----- Entries supplied

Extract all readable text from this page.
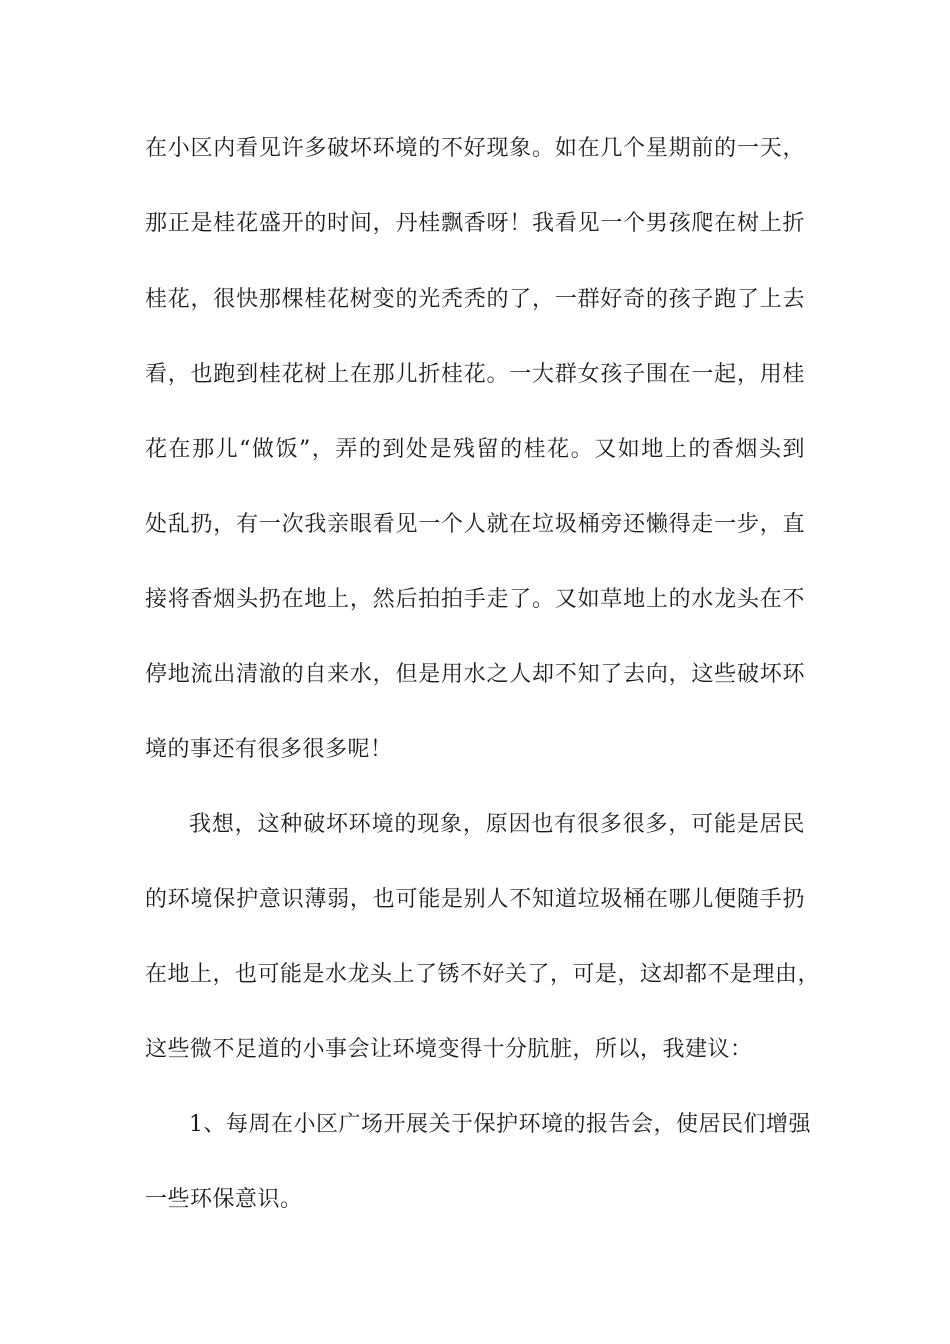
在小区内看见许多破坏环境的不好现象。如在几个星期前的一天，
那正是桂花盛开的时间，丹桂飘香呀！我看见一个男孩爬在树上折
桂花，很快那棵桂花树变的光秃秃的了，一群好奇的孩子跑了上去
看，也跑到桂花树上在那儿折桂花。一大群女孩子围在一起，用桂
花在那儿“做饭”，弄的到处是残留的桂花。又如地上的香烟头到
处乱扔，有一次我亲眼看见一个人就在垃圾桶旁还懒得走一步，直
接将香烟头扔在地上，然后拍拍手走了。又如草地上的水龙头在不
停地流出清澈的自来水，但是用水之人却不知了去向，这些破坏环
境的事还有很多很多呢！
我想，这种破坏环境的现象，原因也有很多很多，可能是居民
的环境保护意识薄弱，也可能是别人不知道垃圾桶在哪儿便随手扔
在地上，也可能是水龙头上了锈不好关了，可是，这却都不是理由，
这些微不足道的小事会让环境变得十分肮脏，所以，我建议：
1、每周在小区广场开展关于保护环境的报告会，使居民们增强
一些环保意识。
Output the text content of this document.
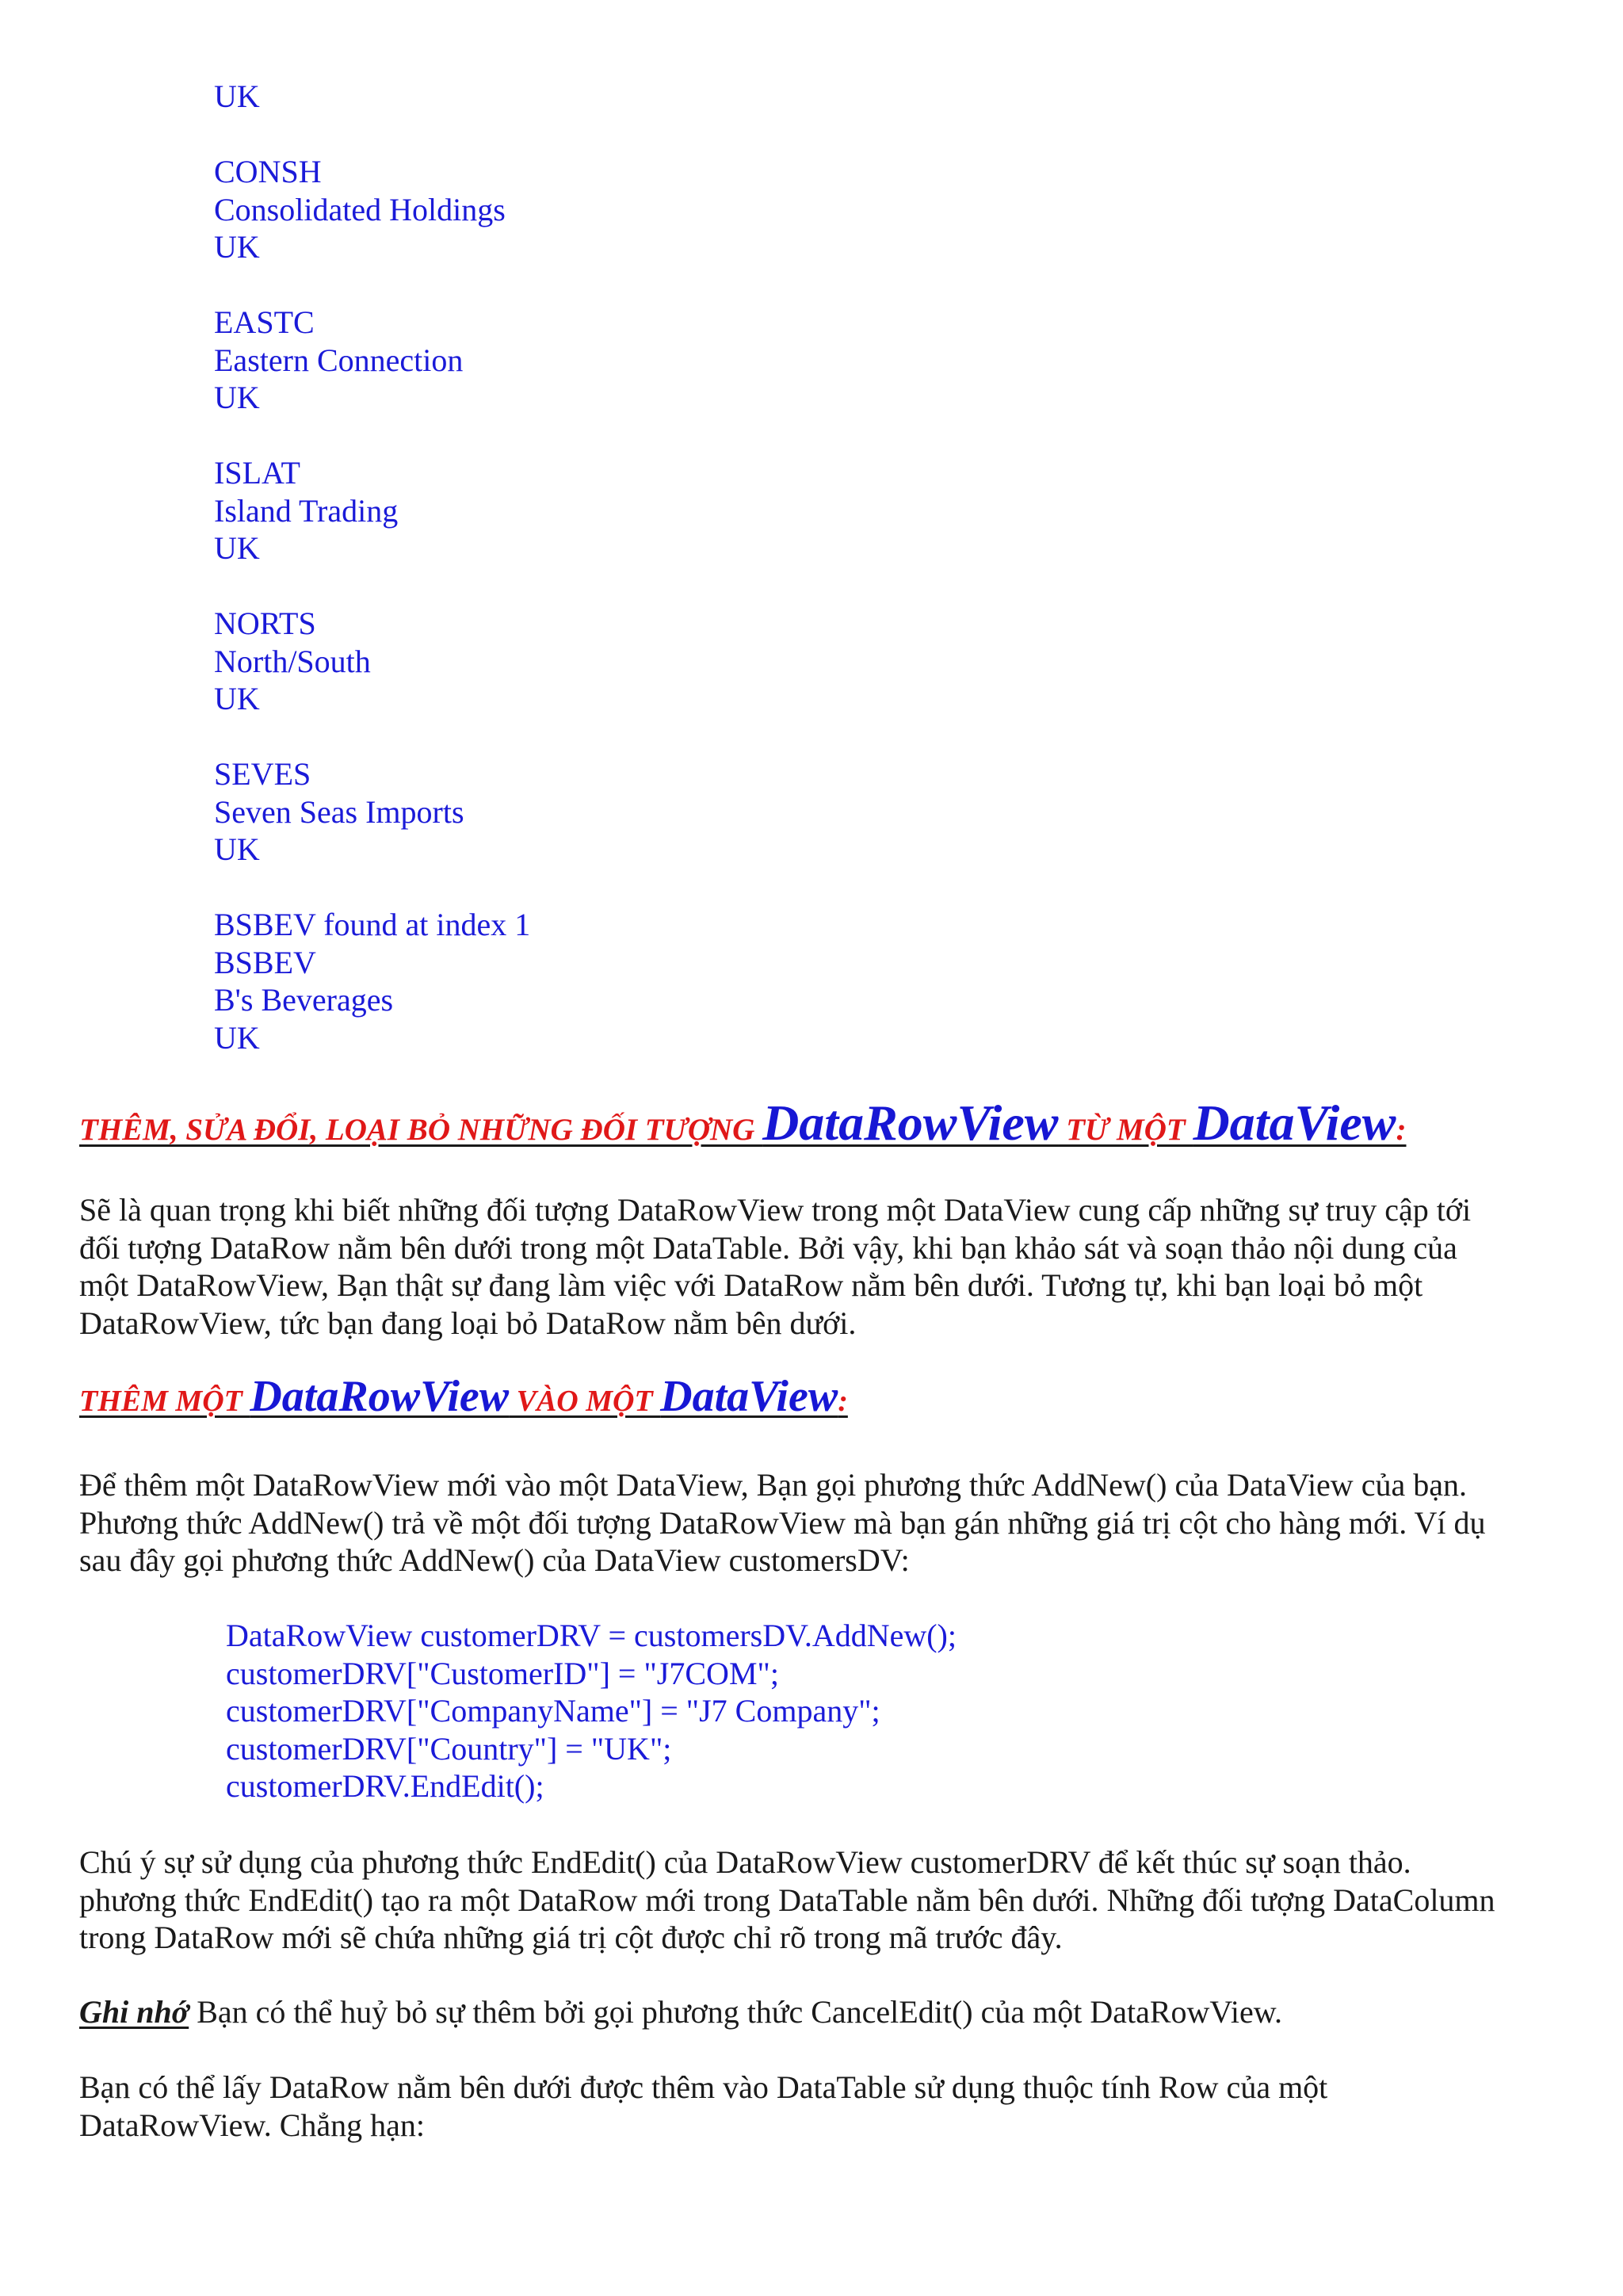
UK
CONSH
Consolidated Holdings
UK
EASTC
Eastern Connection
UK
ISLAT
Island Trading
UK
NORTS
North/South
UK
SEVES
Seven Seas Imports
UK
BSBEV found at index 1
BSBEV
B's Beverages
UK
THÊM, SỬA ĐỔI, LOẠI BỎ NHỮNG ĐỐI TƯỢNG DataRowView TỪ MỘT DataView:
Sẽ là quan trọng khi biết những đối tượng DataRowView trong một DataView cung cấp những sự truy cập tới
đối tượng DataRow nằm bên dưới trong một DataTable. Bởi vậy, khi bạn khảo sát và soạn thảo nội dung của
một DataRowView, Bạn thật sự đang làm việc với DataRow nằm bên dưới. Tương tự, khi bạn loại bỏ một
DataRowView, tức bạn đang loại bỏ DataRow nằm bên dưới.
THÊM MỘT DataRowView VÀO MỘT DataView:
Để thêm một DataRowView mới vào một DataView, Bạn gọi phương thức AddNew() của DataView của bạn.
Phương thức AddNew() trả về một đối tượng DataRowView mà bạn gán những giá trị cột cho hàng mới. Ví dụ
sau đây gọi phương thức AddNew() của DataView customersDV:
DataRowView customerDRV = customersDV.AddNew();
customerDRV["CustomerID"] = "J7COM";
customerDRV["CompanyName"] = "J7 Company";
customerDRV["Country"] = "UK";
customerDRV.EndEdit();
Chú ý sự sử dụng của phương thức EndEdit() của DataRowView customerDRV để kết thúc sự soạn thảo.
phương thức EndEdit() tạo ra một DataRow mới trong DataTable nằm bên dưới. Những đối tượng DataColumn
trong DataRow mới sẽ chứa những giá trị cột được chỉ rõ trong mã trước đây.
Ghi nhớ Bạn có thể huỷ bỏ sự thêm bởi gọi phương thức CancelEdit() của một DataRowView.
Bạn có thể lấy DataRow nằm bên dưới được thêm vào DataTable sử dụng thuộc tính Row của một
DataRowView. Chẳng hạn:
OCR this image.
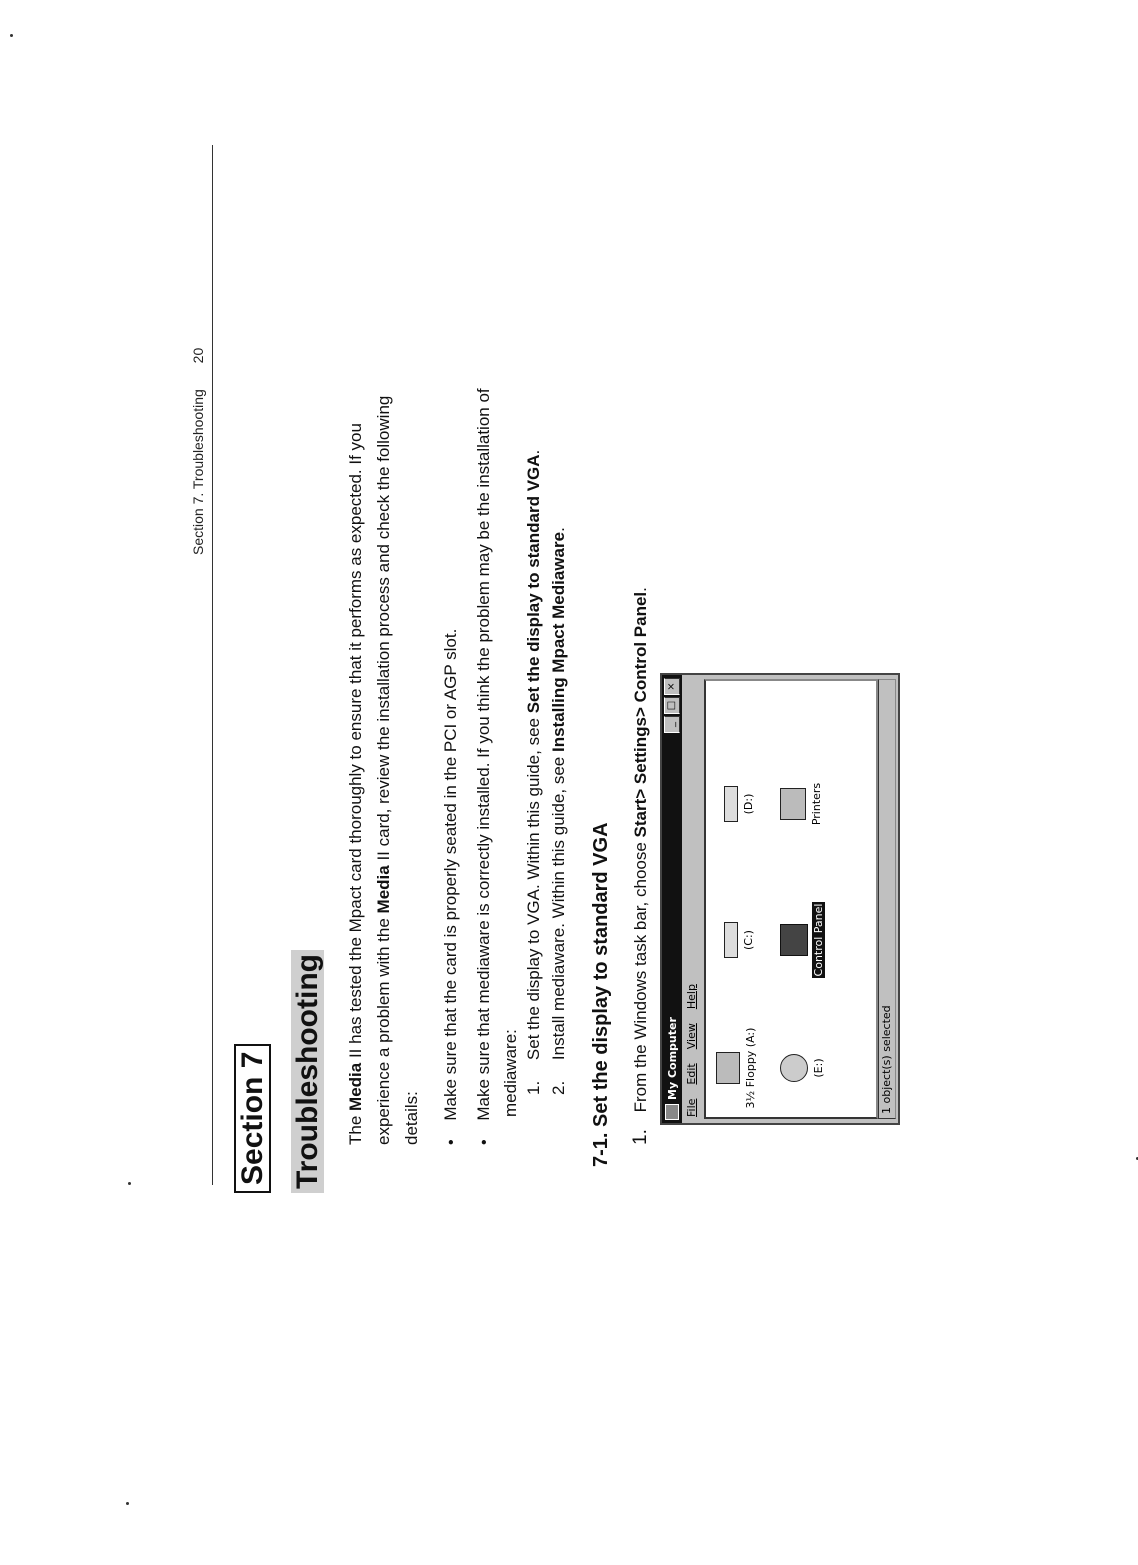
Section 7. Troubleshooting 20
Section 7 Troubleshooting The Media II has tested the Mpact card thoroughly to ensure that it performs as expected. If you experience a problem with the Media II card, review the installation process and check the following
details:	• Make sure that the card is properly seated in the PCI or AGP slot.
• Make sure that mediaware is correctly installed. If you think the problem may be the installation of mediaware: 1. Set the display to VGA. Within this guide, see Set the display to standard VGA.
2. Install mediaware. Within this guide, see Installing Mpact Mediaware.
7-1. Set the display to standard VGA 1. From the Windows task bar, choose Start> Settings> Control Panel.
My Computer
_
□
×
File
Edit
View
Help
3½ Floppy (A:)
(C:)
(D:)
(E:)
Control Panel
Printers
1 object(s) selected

----------

▶ [Work to complete]:
Your task is to report how many lines of the material include the string "thức". Give the number and no other words.

▶ [Completed task]:
6